- _WHAT THE EXERCISE ASKS_
Tally the lines in the data that follows that include the word "ballots", and report nothing but the total.

## begin RECORDS TO PROCESS

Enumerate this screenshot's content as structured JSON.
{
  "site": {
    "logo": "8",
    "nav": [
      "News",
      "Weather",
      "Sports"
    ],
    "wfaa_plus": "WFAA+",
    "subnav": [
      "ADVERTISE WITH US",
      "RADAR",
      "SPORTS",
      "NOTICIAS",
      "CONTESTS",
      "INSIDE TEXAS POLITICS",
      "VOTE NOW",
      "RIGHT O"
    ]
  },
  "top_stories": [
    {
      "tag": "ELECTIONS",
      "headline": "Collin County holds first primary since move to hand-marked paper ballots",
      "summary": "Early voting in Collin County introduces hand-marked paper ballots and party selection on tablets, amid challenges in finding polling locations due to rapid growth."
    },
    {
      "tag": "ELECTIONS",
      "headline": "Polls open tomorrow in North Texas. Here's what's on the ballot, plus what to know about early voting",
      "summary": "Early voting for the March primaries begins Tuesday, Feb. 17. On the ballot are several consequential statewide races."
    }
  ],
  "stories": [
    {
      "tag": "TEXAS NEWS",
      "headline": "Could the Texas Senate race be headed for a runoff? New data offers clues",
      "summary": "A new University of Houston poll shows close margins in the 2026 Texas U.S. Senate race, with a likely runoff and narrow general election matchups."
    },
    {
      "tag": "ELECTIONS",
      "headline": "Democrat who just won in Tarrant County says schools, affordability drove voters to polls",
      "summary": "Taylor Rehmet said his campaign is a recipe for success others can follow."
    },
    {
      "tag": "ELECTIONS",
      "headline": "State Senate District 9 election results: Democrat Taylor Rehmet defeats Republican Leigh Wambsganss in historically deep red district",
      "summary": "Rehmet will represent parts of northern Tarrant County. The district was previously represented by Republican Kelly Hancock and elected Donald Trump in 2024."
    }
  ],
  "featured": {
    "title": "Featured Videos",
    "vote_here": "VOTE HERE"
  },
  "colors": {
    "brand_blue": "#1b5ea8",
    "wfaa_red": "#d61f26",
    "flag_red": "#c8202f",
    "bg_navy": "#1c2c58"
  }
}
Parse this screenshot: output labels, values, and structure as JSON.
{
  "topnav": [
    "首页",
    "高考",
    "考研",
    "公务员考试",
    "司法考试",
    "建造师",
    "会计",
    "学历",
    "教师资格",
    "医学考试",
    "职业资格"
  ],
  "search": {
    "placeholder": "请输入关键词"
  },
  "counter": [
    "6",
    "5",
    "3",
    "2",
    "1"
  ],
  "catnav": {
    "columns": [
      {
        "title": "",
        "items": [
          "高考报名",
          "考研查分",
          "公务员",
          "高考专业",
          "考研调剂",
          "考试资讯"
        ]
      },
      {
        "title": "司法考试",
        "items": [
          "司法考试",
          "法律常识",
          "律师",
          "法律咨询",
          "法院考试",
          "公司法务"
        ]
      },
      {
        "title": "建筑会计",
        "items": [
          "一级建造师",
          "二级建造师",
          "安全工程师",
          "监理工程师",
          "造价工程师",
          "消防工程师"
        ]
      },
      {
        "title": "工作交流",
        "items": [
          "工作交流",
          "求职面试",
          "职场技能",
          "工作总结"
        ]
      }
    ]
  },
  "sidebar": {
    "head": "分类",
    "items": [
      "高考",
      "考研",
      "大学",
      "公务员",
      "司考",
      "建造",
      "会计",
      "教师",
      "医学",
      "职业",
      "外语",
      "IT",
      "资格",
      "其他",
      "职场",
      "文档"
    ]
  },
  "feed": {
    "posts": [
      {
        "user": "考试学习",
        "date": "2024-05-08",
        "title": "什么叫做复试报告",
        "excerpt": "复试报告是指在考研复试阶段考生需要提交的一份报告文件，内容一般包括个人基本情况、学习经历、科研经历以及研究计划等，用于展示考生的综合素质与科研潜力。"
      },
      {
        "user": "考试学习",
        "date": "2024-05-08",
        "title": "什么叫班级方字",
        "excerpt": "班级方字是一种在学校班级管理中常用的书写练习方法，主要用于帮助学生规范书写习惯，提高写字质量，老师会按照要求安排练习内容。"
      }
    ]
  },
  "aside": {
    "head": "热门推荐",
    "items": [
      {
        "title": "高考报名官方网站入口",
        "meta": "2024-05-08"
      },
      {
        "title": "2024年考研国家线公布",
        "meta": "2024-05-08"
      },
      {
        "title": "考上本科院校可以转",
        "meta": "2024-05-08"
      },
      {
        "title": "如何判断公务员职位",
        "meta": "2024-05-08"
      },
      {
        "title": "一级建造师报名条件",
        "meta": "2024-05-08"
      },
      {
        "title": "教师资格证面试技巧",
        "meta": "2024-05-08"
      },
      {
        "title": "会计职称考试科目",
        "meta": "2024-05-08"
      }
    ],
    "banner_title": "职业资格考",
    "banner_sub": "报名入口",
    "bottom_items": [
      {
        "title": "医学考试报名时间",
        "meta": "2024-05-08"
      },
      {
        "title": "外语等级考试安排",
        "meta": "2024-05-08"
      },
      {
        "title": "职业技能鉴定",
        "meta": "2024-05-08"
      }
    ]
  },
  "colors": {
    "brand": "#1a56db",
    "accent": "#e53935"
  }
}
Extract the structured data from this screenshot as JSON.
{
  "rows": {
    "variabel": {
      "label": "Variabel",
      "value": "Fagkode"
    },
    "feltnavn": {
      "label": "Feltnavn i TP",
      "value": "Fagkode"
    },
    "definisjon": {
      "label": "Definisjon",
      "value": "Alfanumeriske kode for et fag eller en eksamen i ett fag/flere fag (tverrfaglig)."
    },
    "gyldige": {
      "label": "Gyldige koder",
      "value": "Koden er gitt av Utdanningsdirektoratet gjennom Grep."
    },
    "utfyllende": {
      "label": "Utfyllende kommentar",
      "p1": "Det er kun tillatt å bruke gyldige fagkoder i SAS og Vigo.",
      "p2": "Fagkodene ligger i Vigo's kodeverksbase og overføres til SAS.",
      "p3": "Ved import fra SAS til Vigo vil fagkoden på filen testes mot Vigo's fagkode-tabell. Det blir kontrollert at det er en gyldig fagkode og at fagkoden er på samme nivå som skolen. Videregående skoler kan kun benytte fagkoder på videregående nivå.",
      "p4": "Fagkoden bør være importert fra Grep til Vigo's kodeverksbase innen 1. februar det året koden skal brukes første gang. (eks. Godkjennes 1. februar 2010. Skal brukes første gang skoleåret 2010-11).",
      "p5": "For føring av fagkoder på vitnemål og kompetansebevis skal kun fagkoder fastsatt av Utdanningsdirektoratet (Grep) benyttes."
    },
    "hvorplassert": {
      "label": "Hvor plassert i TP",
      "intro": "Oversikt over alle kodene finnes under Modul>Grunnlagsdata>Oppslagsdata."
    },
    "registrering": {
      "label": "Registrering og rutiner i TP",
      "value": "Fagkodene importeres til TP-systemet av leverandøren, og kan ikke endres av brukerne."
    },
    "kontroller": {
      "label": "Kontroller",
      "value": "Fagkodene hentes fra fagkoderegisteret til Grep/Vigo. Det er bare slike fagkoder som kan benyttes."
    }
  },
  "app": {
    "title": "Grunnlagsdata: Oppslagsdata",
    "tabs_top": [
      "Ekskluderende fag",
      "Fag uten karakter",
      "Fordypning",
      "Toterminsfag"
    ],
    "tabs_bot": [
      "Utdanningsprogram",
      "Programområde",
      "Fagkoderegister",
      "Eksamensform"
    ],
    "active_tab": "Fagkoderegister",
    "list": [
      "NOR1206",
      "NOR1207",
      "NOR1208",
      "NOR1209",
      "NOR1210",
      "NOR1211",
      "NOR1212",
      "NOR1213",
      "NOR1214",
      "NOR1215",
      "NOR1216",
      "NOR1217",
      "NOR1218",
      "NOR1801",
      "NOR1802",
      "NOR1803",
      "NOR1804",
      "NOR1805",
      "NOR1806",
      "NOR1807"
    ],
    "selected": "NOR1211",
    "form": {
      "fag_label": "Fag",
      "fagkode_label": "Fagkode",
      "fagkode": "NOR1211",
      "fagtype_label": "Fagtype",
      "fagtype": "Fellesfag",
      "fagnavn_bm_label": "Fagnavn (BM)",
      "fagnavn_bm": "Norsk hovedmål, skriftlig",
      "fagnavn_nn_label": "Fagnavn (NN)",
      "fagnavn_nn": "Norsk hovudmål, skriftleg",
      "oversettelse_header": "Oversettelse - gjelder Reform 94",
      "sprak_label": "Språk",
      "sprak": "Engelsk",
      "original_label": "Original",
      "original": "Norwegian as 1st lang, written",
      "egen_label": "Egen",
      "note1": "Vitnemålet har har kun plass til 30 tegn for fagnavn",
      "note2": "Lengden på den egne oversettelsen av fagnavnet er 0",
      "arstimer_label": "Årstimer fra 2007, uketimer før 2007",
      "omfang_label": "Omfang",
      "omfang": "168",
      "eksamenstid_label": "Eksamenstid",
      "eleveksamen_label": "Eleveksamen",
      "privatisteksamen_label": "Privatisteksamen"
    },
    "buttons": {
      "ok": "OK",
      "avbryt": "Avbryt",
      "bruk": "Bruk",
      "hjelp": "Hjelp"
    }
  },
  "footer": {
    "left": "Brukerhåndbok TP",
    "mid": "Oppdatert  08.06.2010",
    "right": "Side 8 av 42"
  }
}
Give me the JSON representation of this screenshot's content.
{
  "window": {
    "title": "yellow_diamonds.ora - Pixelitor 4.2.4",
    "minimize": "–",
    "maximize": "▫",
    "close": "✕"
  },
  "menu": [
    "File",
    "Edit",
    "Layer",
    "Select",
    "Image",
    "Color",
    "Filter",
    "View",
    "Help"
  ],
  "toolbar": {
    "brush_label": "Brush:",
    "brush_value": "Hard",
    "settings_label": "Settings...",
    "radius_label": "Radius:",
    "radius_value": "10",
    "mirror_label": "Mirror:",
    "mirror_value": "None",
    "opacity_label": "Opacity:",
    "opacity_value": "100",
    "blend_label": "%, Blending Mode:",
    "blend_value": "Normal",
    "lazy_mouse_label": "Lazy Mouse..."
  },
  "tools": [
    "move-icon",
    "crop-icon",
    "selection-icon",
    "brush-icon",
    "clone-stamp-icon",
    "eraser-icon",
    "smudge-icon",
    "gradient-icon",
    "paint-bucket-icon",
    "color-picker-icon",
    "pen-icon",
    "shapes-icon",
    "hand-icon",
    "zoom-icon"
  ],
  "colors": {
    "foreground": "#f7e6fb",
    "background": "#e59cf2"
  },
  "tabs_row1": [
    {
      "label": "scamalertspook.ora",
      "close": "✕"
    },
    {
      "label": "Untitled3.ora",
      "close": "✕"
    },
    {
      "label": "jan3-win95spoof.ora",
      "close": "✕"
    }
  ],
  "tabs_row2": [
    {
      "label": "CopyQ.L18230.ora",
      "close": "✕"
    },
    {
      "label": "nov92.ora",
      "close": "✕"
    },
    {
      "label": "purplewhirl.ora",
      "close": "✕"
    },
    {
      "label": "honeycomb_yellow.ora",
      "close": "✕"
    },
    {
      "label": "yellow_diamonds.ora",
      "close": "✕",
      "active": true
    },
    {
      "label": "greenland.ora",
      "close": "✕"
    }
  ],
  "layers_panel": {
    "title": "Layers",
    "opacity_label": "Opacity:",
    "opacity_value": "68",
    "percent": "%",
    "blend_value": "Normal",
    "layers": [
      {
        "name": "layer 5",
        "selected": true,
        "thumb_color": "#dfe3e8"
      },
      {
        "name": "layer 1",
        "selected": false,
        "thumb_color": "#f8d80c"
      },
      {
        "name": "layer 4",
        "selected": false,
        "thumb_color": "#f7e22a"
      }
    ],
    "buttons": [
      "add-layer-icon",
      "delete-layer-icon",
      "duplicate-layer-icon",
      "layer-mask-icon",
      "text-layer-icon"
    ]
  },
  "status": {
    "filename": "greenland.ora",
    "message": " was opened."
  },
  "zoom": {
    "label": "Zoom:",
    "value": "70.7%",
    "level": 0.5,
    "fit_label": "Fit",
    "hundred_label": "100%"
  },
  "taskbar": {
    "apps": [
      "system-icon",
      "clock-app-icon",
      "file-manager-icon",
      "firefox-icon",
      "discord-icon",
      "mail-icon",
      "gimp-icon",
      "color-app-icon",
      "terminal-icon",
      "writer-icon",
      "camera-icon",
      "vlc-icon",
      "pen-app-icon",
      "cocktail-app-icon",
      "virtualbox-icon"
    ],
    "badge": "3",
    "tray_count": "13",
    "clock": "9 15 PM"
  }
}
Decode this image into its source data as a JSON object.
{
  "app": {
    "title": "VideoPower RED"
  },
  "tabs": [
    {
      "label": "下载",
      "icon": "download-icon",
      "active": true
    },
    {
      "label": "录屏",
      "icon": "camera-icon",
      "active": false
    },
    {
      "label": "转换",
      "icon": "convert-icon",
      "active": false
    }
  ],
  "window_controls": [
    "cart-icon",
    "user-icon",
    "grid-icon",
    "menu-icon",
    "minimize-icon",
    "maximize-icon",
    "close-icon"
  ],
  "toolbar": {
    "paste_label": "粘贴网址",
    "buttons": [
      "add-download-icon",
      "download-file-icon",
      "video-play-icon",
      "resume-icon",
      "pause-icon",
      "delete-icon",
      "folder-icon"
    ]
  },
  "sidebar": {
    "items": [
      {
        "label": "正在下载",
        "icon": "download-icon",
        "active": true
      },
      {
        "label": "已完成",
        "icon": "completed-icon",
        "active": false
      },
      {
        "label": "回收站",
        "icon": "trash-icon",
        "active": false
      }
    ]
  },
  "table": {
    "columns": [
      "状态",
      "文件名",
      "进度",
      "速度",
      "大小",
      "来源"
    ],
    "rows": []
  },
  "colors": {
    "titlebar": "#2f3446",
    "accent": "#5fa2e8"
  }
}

## end RECORDS TO PROCESS

- _SOLUTION_
2